Problem details: How many lines of these entries hold the string "York"? Answer with the number alone.
─── Provided data ───
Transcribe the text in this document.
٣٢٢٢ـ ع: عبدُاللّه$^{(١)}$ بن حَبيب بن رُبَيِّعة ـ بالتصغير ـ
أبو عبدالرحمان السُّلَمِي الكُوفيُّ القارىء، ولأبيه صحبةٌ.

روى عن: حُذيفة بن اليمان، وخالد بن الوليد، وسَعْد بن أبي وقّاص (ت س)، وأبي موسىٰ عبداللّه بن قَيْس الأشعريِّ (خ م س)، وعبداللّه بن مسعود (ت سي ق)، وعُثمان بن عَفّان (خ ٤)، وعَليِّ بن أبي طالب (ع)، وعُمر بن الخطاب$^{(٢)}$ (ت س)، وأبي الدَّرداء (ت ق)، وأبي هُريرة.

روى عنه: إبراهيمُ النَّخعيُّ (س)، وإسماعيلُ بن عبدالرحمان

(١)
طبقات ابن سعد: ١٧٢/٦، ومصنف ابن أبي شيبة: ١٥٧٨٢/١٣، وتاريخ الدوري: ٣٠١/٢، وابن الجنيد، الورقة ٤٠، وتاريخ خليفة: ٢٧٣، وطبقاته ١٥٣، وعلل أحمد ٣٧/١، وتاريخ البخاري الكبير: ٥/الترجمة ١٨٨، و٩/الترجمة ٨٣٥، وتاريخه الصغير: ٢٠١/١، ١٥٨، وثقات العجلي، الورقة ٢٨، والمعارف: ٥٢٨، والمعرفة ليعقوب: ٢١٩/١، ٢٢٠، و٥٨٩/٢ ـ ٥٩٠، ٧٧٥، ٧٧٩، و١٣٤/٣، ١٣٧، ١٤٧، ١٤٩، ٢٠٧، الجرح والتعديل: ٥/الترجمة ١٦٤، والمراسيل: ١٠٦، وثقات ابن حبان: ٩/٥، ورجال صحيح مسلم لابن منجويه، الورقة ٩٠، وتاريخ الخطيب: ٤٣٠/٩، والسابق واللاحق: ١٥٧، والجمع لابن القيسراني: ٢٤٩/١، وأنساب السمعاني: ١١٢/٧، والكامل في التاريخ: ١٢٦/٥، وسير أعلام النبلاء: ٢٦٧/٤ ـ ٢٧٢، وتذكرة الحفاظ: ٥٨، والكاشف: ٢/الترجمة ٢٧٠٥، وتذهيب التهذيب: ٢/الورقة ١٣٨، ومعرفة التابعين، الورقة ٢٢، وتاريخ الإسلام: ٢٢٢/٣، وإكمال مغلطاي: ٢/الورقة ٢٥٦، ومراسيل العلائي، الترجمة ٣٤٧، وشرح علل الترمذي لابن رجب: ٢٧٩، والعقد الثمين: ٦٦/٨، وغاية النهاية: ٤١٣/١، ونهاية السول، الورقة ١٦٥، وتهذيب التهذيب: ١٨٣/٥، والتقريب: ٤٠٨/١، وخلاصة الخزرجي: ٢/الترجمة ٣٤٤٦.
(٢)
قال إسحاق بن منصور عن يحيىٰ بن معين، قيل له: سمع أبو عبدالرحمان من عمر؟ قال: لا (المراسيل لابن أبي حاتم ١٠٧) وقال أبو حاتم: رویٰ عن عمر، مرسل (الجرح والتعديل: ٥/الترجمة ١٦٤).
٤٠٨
───
─── Provided data ───
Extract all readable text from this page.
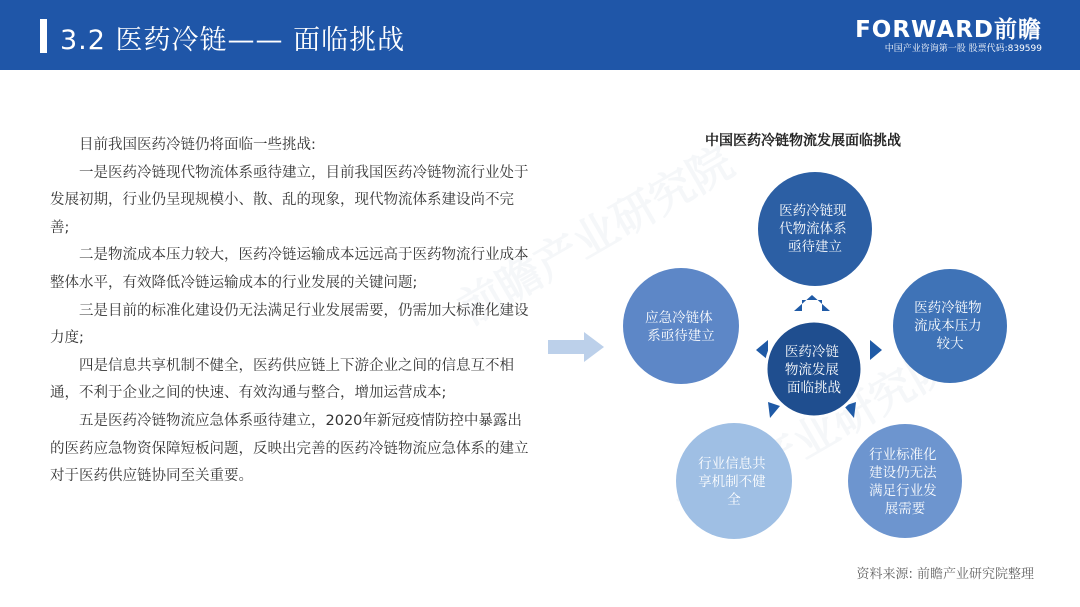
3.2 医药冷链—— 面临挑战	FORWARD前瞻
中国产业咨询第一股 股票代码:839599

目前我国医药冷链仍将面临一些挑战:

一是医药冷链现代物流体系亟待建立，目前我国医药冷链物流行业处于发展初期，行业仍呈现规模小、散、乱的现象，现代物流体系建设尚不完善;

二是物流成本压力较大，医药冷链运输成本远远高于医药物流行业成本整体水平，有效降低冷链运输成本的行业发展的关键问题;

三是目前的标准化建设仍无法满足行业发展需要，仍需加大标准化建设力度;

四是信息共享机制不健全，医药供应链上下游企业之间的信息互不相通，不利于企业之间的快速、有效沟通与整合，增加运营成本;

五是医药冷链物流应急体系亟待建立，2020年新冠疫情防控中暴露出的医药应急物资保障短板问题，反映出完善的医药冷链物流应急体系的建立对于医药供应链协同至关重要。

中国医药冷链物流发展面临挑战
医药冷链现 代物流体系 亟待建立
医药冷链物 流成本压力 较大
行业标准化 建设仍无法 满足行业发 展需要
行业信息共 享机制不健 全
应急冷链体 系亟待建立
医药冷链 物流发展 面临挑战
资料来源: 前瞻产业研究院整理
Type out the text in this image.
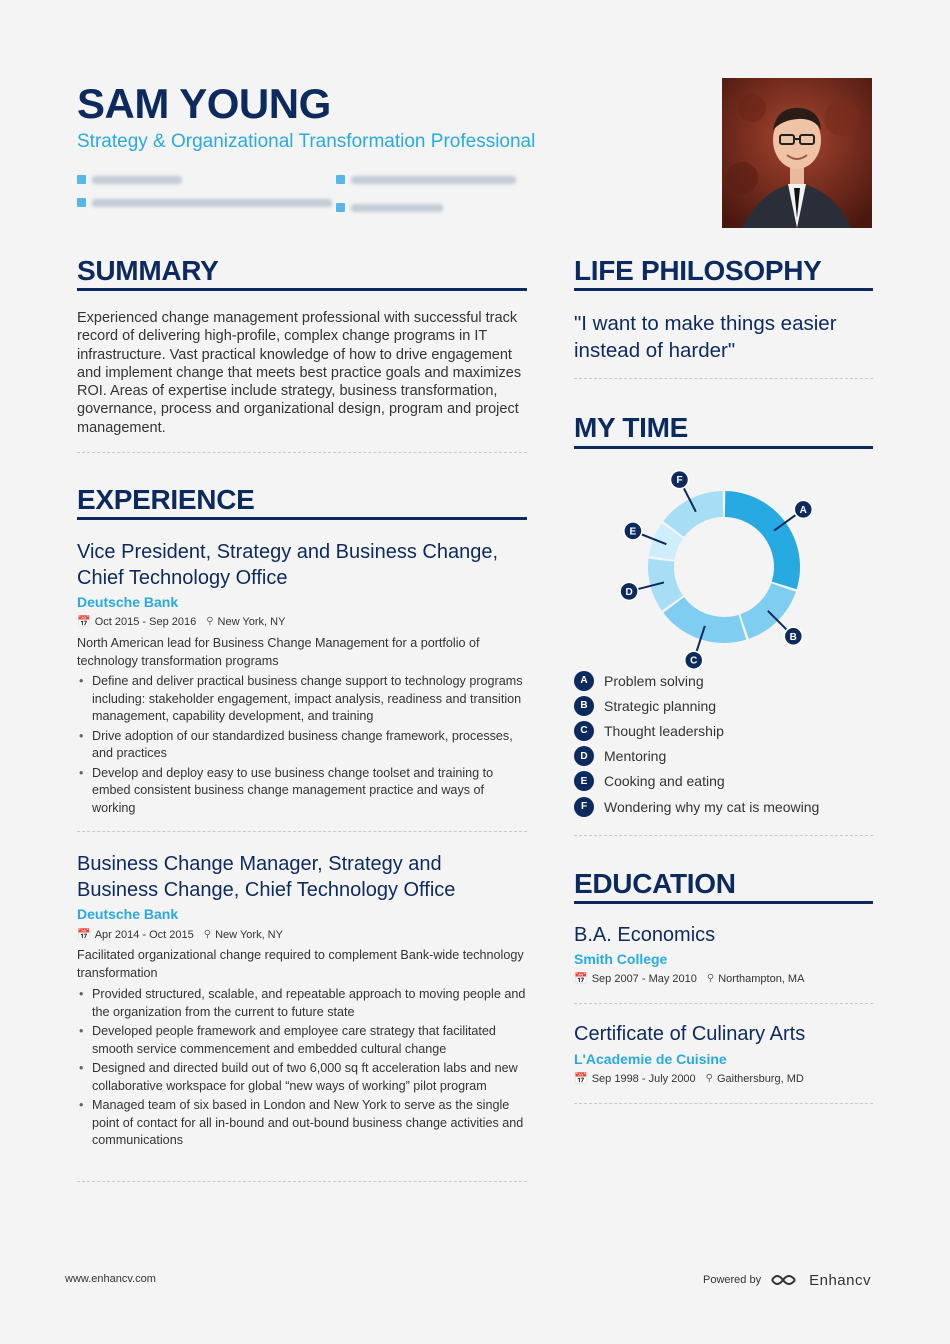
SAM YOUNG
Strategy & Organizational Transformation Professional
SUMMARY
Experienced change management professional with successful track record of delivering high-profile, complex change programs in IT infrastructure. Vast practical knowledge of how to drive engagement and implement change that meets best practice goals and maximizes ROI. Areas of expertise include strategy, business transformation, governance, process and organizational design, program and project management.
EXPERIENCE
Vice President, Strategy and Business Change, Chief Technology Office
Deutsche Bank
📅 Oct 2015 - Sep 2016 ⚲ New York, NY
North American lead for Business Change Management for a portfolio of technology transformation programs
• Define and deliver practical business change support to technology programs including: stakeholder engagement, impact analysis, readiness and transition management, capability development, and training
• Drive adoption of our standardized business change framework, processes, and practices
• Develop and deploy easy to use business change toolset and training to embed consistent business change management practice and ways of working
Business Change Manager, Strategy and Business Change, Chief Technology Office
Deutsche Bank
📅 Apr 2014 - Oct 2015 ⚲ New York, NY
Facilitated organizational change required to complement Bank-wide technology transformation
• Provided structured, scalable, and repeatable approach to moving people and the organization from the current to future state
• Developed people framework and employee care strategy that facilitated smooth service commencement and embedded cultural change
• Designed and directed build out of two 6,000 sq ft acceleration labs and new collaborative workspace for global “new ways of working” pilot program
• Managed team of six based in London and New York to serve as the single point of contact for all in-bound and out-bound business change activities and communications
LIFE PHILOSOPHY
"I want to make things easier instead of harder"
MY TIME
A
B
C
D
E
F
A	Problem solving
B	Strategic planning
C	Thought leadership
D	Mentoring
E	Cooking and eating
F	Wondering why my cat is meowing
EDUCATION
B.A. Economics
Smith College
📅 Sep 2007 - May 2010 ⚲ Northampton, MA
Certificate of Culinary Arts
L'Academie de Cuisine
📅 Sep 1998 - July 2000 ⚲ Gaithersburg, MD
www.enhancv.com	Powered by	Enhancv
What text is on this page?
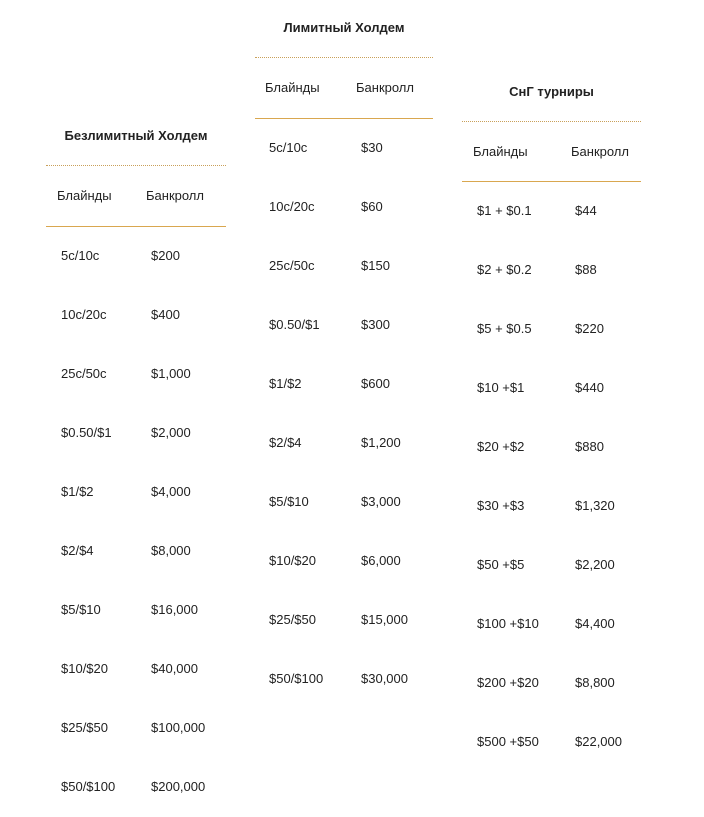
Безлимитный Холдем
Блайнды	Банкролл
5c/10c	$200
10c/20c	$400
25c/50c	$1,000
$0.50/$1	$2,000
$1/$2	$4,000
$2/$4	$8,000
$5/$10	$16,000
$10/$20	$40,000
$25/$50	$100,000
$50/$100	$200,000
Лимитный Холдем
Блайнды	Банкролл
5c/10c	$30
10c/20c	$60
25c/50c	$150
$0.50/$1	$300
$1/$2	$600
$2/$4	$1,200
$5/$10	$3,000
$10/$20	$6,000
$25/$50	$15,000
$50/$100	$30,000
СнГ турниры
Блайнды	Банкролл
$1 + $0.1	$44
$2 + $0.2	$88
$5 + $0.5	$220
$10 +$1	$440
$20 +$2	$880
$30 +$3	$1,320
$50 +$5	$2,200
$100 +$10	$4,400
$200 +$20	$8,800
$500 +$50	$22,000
───
Completed task: 3